Problem description:
Find the string "presente" in the listing and report every line that has it.

Material shown:
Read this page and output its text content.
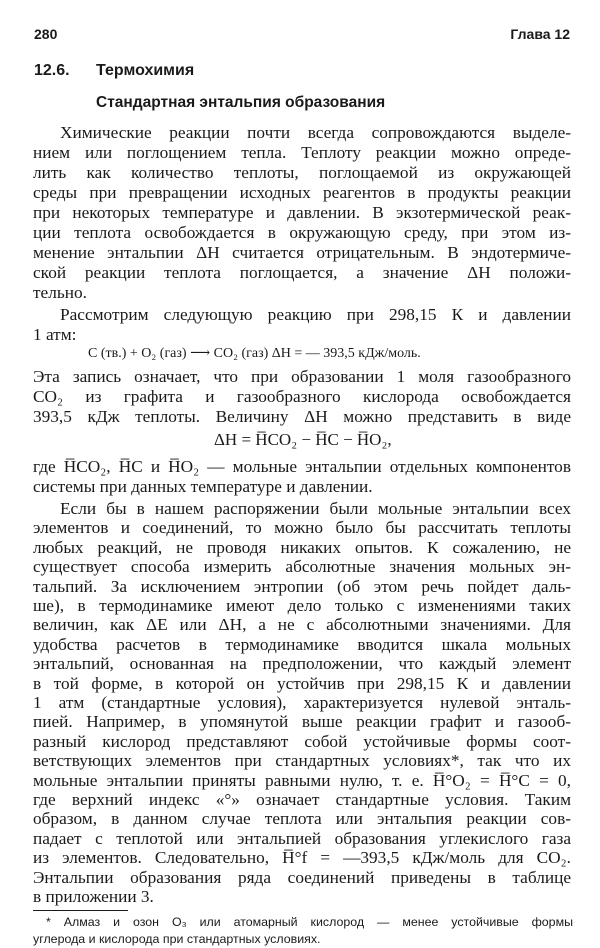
280	Глава 12
12.6. Термохимия
Стандартная энтальпия образования
Химические реакции почти всегда сопровождаются выделе-
нием или поглощением тепла. Теплоту реакции можно опреде-
лить как количество теплоты, поглощаемой из окружающей
среды при превращении исходных реагентов в продукты реакции
при некоторых температуре и давлении. В экзотермической реак-
ции теплота освобождается в окружающую среду, при этом из-
менение энтальпии ΔH считается отрицательным. В эндотермиче-
ской реакции теплота поглощается, а значение ΔH положи-
тельно.
Рассмотрим следующую реакцию при 298,15 К и давлении
1 атм:
C (тв.) + O₂ (газ) ⟶ CO₂ (газ) ΔH = — 393,5 кДж/моль.
Эта запись означает, что при образовании 1 моля газообразного
CO₂ из графита и газообразного кислорода освобождается
393,5 кДж теплоты. Величину ΔH можно представить в виде
ΔH = H̅CO₂ − H̅C − H̅O₂,
где H̅CO₂, H̅C и H̅O₂ — мольные энтальпии отдельных компонентов
системы при данных температуре и давлении.
* Алмаз и озон O₃ или атомарный кислород — менее устойчивые формы
углерода и кислорода при стандартных условиях.
Если бы в нашем распоряжении были мольные энтальпии всех
элементов и соединений, то можно было бы рассчитать теплоты
любых реакций, не проводя никаких опытов. К сожалению, не
существует способа измерить абсолютные значения мольных эн-
тальпий. За исключением энтропии (об этом речь пойдет даль-
ше), в термодинамике имеют дело только с изменениями таких
величин, как ΔE или ΔH, а не с абсолютными значениями. Для
удобства расчетов в термодинамике вводится шкала мольных
энтальпий, основанная на предположении, что каждый элемент
в той форме, в которой он устойчив при 298,15 К и давлении
1 атм (стандартные условия), характеризуется нулевой энталь-
пией. Например, в упомянутой выше реакции графит и газооб-
разный кислород представляют собой устойчивые формы соот-
ветствующих элементов при стандартных условиях*, так что их
мольные энтальпии приняты равными нулю, т. е. H̅°O₂ = H̅°C = 0,
где верхний индекс «°» означает стандартные условия. Таким
образом, в данном случае теплота или энтальпия реакции сов-
падает с теплотой или энтальпией образования углекислого газа
из элементов. Следовательно, H̅°f = —393,5 кДж/моль для CO₂.
Энтальпии образования ряда соединений приведены в таблице
в приложении 3.
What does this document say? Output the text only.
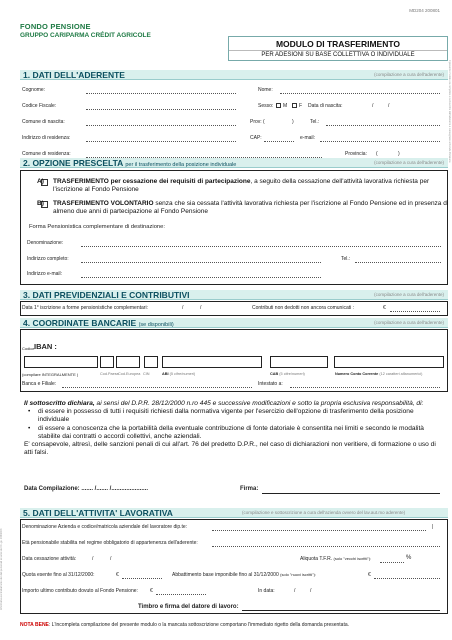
MD204 200801
FONDO PENSIONE
GRUPPO CARIPARMA CRÉDIT AGRICOLE
MODULO DI TRASFERIMENTO
PER ADESIONI SU BASE COLLETTIVA O INDIVIDUALE
Il presente modulo va compilato e sottoscritto dall'aderente e consegnato al Fondo Pensione.
Informativa sul trattamento dei dati personali ai sensi del D.Lgs. 196/2003
1. DATI DELL'ADERENTE	(compilazione a cura dell'aderente)
Cognome:	Nome:
Codice Fiscale:	Sesso: M F Data di nascita:	/	/
Comune di nascita:	Prov: (	)	Tel.:
Indirizzo di residenza:	CAP:	e-mail:
Comune di residenza:	Provincia: (	)
2. OPZIONE PRESCELTA per il trasferimento della posizione individuale	(compilazione a cura dell'aderente)
A) TRASFERIMENTO per cessazione dei requisiti di partecipazione, a seguito della cessazione dell'attività lavorativa richiesta per l'iscrizione al Fondo Pensione
B) TRASFERIMENTO VOLONTARIO senza che sia cessata l'attività lavorativa richiesta per l'iscrizione al Fondo Pensione ed in presenza di almeno due anni di partecipazione al Fondo Pensione
Forma Pensionistica complementare di destinazione:
Denominazione:
Indirizzo completo:	Tel.:
Indirizzo e-mail:
3. DATI PREVIDENZIALI E CONTRIBUTIVI	(compilazione a cura dell'aderente)
Data 1° iscrizione a forme pensionistiche complementari:	/	/	Contributi non dedotti non ancora comunicati :	€
4. COORDINATE BANCARIE (se disponibili)	(compilazione a cura dell'aderente)
Codice IBAN :
(compilare INTEGRALMENTE )	Cod.Paese Cod.Europea CIN	ABI (5 cifre/numeri)	CAB (5 cifre/numeri)	Numero Conto Corrente (12 caratteri alfanumerici)
Banca e Filiale:	Intestato a:
Il sottoscritto dichiara, ai sensi del D.P.R. 28/12/2000 n.ro 445 e successive modificazioni e sotto la propria esclusiva responsabilità, di:
• di essere in possesso di tutti i requisiti richiesti dalla normativa vigente per l'esercizio dell'opzione di trasferimento della posizione individuale
• di essere a conoscenza che la portabilità della eventuale contribuzione di fonte datoriale è consentita nei limiti e secondo le modalità stabilite dai contratti o accordi collettivi, anche aziendali.
E' consapevole, altresì, delle sanzioni penali di cui all'art. 76 del predetto D.P.R., nel caso di dichiarazioni non veritiere, di formazione o uso di atti falsi.
Data Compilazione: ....... /....... /......................	Firma:
5. DATI DELL'ATTIVITA' LAVORATIVA	(compilazione e sottoscrizione a cura dell'azienda ovvero del lav.aut.mo aderente)
Denominazione Azienda e codice/matricola aziendale del lavoratore dip.te:	|
Età pensionabile stabilita nel regime obbligatorio di appartenenza dell'aderente:
Data cessazione attività:	/	/	Aliquota T.F.R. (solo "vecchi iscritti"):	%
Quota esente fino al 31/12/2000:	€	Abbattimento base imponibile fino al 31/12/2000 (solo "nuovi iscritti"):	€
Importo ultimo contributo dovuto al Fondo Pensione: €	In data:	/	/
Timbro e firma del datore di lavoro:
NOTA BENE: L'incompleta compilazione del presente modulo o la mancata sottoscrizione comportano l'immediato rigetto della domanda presentata.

Reply to the exercise:
Il presente modulo va compilato e sottoscritto dall'aderente e consegnato al Fondo Pensione.
NOTA BENE: L'incompleta compilazione del presente modulo o la mancata sottoscrizione comportano l'immediato rigetto della domanda presentata.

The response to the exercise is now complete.